- **What is expected**: Under no circumstances alter the records; copy each one exactly.

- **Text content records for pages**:
--------------------------------------------------

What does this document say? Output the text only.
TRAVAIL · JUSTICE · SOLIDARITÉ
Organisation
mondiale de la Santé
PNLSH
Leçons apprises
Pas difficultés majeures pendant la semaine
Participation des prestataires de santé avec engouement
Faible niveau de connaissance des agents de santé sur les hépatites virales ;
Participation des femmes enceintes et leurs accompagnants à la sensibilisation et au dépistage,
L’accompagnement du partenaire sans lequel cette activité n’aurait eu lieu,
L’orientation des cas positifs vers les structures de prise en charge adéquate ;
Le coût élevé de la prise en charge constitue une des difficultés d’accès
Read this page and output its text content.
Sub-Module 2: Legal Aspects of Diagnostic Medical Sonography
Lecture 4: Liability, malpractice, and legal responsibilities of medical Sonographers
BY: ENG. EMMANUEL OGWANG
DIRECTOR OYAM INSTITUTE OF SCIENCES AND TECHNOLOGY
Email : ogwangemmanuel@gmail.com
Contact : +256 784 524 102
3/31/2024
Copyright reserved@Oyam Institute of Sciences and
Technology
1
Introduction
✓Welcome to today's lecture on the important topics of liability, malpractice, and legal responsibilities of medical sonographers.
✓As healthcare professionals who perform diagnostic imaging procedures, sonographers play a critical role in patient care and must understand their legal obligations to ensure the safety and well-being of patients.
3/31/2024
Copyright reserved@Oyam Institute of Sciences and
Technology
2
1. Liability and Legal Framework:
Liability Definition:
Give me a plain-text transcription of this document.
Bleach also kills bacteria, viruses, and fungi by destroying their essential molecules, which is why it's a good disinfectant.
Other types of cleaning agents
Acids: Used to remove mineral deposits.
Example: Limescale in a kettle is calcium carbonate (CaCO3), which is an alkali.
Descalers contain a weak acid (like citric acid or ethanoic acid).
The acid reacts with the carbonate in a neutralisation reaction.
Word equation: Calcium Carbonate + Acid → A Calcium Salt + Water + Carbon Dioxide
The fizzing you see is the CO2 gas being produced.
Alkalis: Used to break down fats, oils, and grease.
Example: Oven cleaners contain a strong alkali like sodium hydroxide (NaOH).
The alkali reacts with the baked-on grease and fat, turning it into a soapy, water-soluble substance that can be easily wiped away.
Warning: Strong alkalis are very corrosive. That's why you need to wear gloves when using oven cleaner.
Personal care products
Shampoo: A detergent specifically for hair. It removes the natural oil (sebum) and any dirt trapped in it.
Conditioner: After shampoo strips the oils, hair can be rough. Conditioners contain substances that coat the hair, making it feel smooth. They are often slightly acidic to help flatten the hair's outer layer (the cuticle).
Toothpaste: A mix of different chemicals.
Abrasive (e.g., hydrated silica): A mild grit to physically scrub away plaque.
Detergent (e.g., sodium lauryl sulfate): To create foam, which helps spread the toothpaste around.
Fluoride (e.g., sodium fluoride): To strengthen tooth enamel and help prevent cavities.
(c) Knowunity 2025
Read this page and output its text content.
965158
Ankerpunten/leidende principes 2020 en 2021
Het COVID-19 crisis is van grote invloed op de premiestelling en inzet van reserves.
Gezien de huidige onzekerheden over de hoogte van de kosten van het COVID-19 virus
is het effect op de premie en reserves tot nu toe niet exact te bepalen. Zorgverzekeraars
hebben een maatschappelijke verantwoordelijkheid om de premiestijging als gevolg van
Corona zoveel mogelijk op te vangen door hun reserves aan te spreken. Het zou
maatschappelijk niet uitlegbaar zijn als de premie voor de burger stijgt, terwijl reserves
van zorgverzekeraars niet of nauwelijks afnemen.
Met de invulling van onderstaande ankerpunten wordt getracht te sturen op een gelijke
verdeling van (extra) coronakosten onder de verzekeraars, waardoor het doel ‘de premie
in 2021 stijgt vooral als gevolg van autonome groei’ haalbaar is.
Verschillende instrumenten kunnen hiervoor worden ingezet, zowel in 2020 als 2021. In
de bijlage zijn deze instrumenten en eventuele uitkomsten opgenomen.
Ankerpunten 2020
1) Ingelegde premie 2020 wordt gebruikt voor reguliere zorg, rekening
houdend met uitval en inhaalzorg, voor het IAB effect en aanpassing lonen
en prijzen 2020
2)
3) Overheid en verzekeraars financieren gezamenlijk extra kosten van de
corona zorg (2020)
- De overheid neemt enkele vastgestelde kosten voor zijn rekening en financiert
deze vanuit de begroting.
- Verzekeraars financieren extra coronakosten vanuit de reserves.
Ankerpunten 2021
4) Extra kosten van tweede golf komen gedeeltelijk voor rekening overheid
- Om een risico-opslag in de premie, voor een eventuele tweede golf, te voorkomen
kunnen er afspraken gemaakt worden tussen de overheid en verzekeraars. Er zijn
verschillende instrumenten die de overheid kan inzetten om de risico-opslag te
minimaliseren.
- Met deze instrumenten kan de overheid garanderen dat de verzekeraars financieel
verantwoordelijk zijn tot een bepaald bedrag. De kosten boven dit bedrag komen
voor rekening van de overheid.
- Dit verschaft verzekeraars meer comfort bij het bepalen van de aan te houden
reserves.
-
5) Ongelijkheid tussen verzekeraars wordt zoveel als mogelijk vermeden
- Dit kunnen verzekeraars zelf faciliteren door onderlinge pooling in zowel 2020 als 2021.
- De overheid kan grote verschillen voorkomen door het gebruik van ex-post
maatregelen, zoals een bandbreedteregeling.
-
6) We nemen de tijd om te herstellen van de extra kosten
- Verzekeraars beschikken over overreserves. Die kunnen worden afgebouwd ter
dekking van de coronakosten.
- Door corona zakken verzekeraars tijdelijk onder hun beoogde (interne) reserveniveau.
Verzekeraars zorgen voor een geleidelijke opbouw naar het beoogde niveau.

--------------------------------------------------

- **Written response**:
What does this document say? Output the text only.
TRAVAIL · JUSTICE · SOLIDARITÉ
Organisation
mondiale de la Santé
PNLSH
Leçons apprises
Pas difficultés majeures pendant la semaine
Participation des prestataires de santé avec engouement
Faible niveau de connaissance des agents de santé sur les hépatites virales ;
Participation des femmes enceintes et leurs accompagnants à la sensibilisation et au dépistage,
L’accompagnement du partenaire sans lequel cette activité n’aurait eu lieu,
L’orientation des cas positifs vers les structures de prise en charge adéquate ;
Le coût élevé de la prise en charge constitue une des difficultés d’accès
Read this page and output its text content.
Sub-Module 2: Legal Aspects of Diagnostic Medical Sonography
Lecture 4: Liability, malpractice, and legal responsibilities of medical Sonographers
BY: ENG. EMMANUEL OGWANG
DIRECTOR OYAM INSTITUTE OF SCIENCES AND TECHNOLOGY
Email : ogwangemmanuel@gmail.com
Contact : +256 784 524 102
3/31/2024
Copyright reserved@Oyam Institute of Sciences and
Technology
1
Introduction
✓Welcome to today's lecture on the important topics of liability, malpractice, and legal responsibilities of medical sonographers.
✓As healthcare professionals who perform diagnostic imaging procedures, sonographers play a critical role in patient care and must understand their legal obligations to ensure the safety and well-being of patients.
3/31/2024
Copyright reserved@Oyam Institute of Sciences and
Technology
2
1. Liability and Legal Framework:
Liability Definition:
Give me a plain-text transcription of this document.
Bleach also kills bacteria, viruses, and fungi by destroying their essential molecules, which is why it's a good disinfectant.
Other types of cleaning agents
Acids: Used to remove mineral deposits.
Example: Limescale in a kettle is calcium carbonate (CaCO3), which is an alkali.
Descalers contain a weak acid (like citric acid or ethanoic acid).
The acid reacts with the carbonate in a neutralisation reaction.
Word equation: Calcium Carbonate + Acid → A Calcium Salt + Water + Carbon Dioxide
The fizzing you see is the CO2 gas being produced.
Alkalis: Used to break down fats, oils, and grease.
Example: Oven cleaners contain a strong alkali like sodium hydroxide (NaOH).
The alkali reacts with the baked-on grease and fat, turning it into a soapy, water-soluble substance that can be easily wiped away.
Warning: Strong alkalis are very corrosive. That's why you need to wear gloves when using oven cleaner.
Personal care products
Shampoo: A detergent specifically for hair. It removes the natural oil (sebum) and any dirt trapped in it.
Conditioner: After shampoo strips the oils, hair can be rough. Conditioners contain substances that coat the hair, making it feel smooth. They are often slightly acidic to help flatten the hair's outer layer (the cuticle).
Toothpaste: A mix of different chemicals.
Abrasive (e.g., hydrated silica): A mild grit to physically scrub away plaque.
Detergent (e.g., sodium lauryl sulfate): To create foam, which helps spread the toothpaste around.
Fluoride (e.g., sodium fluoride): To strengthen tooth enamel and help prevent cavities.
(c) Knowunity 2025
Read this page and output its text content.
965158
Ankerpunten/leidende principes 2020 en 2021
Het COVID-19 crisis is van grote invloed op de premiestelling en inzet van reserves.
Gezien de huidige onzekerheden over de hoogte van de kosten van het COVID-19 virus
is het effect op de premie en reserves tot nu toe niet exact te bepalen. Zorgverzekeraars
hebben een maatschappelijke verantwoordelijkheid om de premiestijging als gevolg van
Corona zoveel mogelijk op te vangen door hun reserves aan te spreken. Het zou
maatschappelijk niet uitlegbaar zijn als de premie voor de burger stijgt, terwijl reserves
van zorgverzekeraars niet of nauwelijks afnemen.
Met de invulling van onderstaande ankerpunten wordt getracht te sturen op een gelijke
verdeling van (extra) coronakosten onder de verzekeraars, waardoor het doel ‘de premie
in 2021 stijgt vooral als gevolg van autonome groei’ haalbaar is.
Verschillende instrumenten kunnen hiervoor worden ingezet, zowel in 2020 als 2021. In
de bijlage zijn deze instrumenten en eventuele uitkomsten opgenomen.
Ankerpunten 2020
1) Ingelegde premie 2020 wordt gebruikt voor reguliere zorg, rekening
houdend met uitval en inhaalzorg, voor het IAB effect en aanpassing lonen
en prijzen 2020
2)
3) Overheid en verzekeraars financieren gezamenlijk extra kosten van de
corona zorg (2020)
- De overheid neemt enkele vastgestelde kosten voor zijn rekening en financiert
deze vanuit de begroting.
- Verzekeraars financieren extra coronakosten vanuit de reserves.
Ankerpunten 2021
4) Extra kosten van tweede golf komen gedeeltelijk voor rekening overheid
- Om een risico-opslag in de premie, voor een eventuele tweede golf, te voorkomen
kunnen er afspraken gemaakt worden tussen de overheid en verzekeraars. Er zijn
verschillende instrumenten die de overheid kan inzetten om de risico-opslag te
minimaliseren.
- Met deze instrumenten kan de overheid garanderen dat de verzekeraars financieel
verantwoordelijk zijn tot een bepaald bedrag. De kosten boven dit bedrag komen
voor rekening van de overheid.
- Dit verschaft verzekeraars meer comfort bij het bepalen van de aan te houden
reserves.
-
5) Ongelijkheid tussen verzekeraars wordt zoveel als mogelijk vermeden
- Dit kunnen verzekeraars zelf faciliteren door onderlinge pooling in zowel 2020 als 2021.
- De overheid kan grote verschillen voorkomen door het gebruik van ex-post
maatregelen, zoals een bandbreedteregeling.
-
6) We nemen de tijd om te herstellen van de extra kosten
- Verzekeraars beschikken over overreserves. Die kunnen worden afgebouwd ter
dekking van de coronakosten.
- Door corona zakken verzekeraars tijdelijk onder hun beoogde (interne) reserveniveau.
Verzekeraars zorgen voor een geleidelijke opbouw naar het beoogde niveau.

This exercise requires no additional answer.